----- Stored data -----
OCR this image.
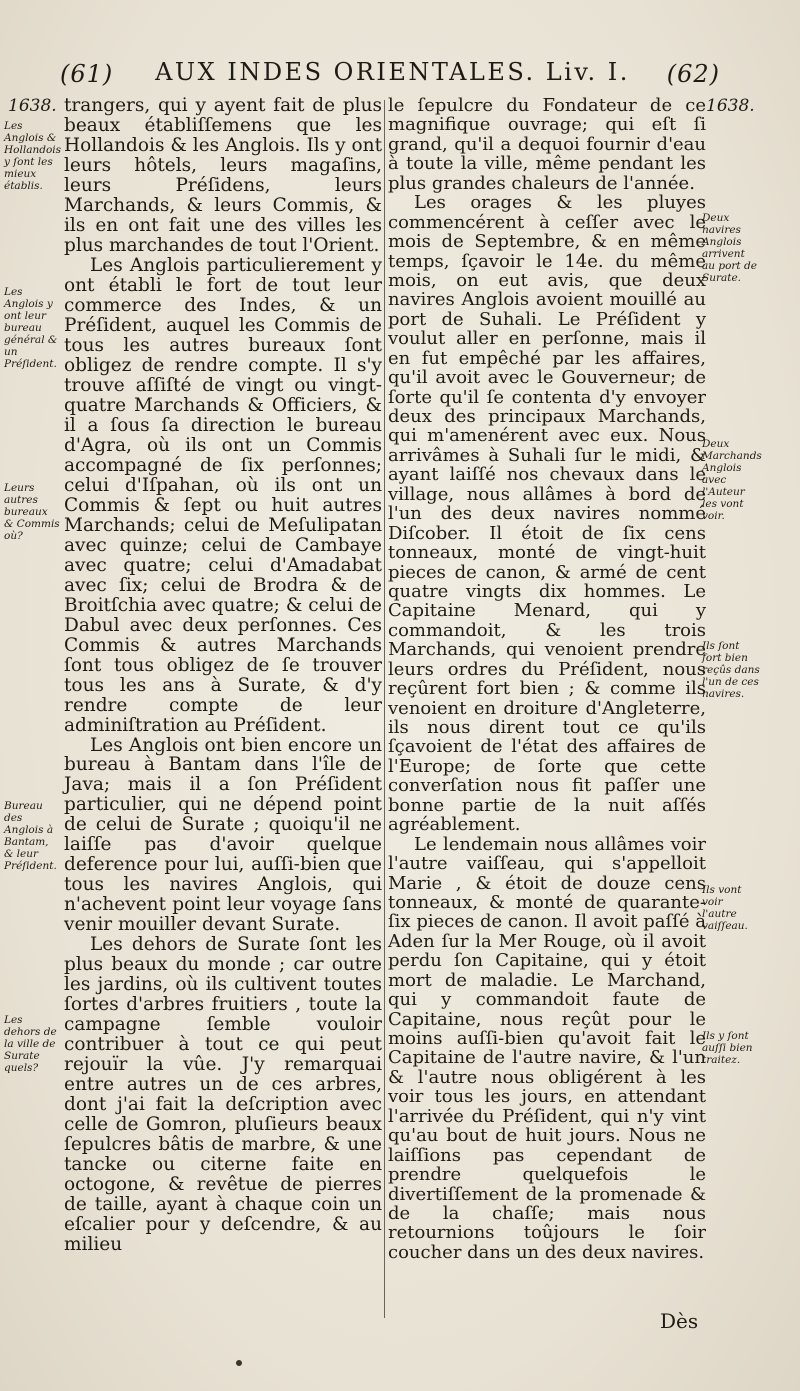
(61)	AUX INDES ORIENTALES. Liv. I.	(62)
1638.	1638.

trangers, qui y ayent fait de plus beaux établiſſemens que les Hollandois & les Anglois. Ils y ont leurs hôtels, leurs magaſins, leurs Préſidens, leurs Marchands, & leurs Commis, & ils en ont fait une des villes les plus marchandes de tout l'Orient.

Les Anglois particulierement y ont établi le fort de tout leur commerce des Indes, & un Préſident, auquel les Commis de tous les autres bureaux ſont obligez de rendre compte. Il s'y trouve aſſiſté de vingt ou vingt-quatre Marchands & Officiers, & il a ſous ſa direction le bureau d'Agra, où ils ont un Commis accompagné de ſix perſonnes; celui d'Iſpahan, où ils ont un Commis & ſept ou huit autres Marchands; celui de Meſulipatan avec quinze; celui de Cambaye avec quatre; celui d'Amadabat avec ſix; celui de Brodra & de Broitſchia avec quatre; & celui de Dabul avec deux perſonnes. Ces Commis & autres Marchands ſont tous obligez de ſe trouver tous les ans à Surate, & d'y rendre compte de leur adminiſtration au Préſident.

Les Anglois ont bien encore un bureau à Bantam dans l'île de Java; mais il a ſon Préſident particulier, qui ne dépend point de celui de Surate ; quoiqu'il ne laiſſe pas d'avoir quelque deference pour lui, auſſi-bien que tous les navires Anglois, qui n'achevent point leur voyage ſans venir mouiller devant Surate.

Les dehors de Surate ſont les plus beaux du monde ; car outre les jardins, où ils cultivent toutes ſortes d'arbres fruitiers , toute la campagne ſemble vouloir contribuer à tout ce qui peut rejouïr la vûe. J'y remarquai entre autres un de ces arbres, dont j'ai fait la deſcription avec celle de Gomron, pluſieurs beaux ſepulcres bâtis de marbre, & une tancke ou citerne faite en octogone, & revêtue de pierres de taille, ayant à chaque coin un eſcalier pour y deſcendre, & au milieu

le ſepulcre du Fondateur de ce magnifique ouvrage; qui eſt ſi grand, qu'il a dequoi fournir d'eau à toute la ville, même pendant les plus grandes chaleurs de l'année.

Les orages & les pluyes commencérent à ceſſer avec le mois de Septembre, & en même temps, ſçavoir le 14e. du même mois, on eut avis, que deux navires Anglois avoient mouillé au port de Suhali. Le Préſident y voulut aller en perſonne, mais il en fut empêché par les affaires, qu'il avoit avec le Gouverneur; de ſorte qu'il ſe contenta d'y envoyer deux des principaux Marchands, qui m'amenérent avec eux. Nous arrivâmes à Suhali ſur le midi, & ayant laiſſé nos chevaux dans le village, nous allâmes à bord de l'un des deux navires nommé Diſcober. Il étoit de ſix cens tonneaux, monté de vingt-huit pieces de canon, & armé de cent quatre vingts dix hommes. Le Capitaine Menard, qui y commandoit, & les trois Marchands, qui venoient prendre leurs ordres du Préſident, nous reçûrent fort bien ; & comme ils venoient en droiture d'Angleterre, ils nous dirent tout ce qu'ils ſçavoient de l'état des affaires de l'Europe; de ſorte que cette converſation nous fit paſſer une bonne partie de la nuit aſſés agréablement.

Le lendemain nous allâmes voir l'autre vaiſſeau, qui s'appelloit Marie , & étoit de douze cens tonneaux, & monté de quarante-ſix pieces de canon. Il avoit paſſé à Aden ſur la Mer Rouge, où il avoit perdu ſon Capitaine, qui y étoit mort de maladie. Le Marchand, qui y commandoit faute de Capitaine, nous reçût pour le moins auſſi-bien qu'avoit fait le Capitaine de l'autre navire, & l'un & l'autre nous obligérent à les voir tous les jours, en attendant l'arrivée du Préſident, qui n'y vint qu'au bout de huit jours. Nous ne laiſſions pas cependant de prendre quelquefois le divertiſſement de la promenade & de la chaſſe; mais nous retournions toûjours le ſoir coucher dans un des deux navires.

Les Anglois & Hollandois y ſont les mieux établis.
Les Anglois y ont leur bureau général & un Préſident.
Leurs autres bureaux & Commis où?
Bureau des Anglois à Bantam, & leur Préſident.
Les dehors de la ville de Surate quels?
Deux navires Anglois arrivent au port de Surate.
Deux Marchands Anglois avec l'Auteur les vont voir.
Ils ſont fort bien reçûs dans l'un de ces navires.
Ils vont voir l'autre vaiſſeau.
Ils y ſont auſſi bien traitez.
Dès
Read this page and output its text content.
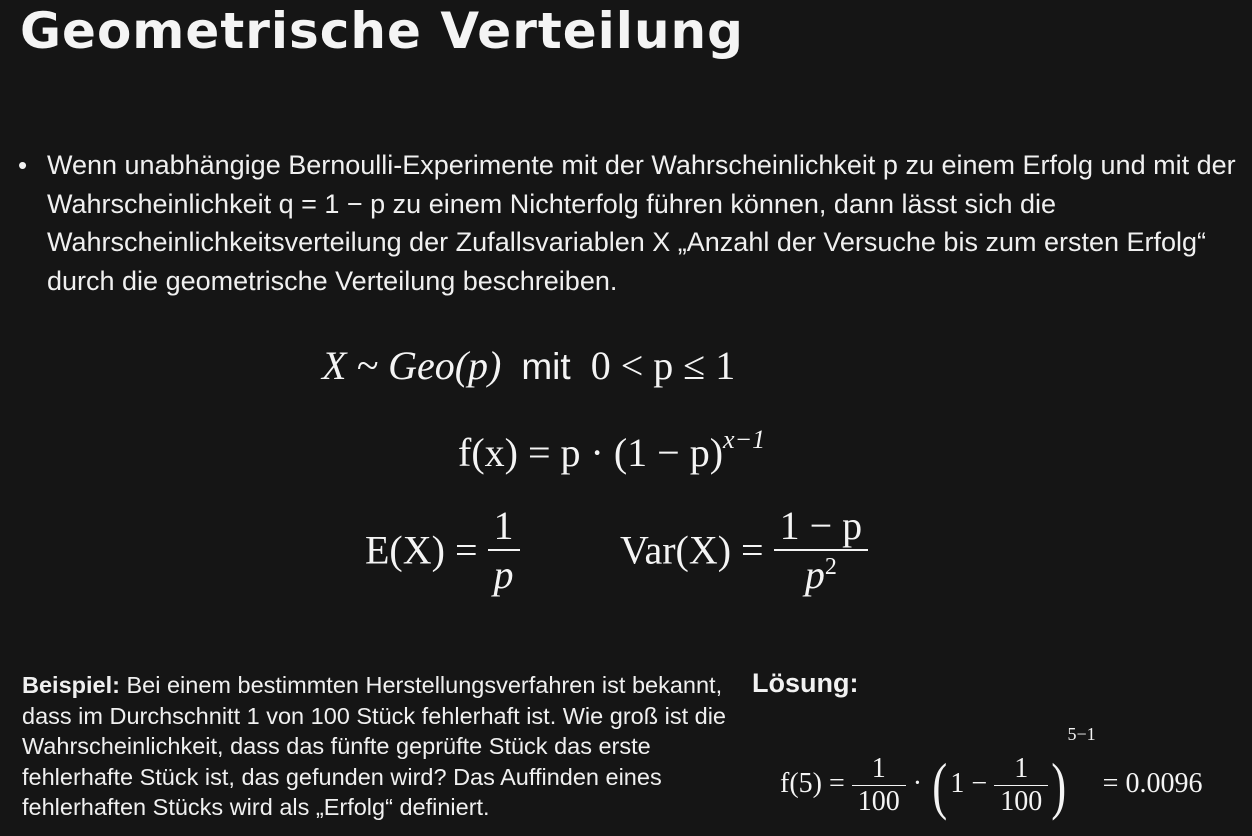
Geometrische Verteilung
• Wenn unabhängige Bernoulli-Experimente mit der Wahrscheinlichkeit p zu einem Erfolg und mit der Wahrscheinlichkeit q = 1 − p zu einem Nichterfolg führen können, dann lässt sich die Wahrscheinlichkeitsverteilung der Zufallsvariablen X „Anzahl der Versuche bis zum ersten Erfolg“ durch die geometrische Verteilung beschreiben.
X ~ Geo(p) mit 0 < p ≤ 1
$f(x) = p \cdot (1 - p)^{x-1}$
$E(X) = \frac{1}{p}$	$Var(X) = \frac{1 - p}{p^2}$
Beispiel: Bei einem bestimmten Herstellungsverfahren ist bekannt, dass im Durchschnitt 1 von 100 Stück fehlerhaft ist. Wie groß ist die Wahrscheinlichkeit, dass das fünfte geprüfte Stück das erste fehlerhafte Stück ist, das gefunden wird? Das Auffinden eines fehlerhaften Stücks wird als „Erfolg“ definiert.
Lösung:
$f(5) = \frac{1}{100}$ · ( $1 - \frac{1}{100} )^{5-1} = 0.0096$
-----
#### [Aim]
Each line holding the word "frac" counts once; report the total and nothing else.

#### [Exercise solution]
2